### [Request]
Count how many lines of the material hold "JSON". Respond with that number alone.

(Part of a data file)
_ _ _ _ _ _ _

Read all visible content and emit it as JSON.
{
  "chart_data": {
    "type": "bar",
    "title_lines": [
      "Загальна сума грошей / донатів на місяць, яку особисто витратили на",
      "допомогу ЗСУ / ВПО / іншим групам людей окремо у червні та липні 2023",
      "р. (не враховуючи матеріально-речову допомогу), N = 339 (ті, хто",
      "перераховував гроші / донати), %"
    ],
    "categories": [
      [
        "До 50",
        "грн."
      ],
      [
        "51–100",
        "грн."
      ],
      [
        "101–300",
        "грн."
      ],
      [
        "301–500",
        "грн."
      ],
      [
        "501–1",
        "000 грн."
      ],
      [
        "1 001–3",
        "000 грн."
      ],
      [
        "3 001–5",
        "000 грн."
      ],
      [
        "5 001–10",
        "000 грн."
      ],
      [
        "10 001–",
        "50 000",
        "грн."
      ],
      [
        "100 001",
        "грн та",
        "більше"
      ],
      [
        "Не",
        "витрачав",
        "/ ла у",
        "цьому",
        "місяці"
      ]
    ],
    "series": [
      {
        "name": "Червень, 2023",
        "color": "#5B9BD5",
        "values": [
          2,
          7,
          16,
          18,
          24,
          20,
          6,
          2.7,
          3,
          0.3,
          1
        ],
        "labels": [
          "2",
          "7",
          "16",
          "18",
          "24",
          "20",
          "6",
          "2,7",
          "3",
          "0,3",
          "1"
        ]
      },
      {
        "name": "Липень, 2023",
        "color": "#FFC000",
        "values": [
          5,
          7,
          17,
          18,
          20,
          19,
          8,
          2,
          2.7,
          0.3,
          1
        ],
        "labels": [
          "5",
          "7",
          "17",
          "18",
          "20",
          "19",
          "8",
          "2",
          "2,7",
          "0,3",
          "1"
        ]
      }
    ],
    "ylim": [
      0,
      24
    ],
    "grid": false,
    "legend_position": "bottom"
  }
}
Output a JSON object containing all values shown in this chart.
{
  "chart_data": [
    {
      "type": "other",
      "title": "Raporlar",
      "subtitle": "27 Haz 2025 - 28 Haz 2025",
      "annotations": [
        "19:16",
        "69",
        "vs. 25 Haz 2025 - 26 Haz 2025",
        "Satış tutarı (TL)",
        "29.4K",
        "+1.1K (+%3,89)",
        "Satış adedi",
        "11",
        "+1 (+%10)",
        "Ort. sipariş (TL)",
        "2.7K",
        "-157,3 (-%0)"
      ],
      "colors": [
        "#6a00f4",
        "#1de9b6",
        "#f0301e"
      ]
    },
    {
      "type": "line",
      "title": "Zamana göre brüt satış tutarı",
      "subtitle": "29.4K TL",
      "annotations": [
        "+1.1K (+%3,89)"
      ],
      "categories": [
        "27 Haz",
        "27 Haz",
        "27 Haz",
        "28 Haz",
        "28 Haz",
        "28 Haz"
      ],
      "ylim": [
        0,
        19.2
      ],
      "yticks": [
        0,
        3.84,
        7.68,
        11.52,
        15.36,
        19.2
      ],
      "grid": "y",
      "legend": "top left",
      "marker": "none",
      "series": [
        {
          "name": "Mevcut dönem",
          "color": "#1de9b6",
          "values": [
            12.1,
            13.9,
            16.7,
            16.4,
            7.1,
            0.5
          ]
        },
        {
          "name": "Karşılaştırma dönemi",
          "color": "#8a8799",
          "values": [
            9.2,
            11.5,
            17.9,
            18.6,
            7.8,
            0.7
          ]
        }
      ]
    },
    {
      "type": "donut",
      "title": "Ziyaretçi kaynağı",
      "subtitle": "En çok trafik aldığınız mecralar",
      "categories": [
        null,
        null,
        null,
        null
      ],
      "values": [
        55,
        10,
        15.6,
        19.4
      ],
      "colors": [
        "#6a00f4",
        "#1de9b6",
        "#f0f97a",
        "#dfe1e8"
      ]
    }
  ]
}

_ _ _ _ _ _ _

### [Output for this exercise]
2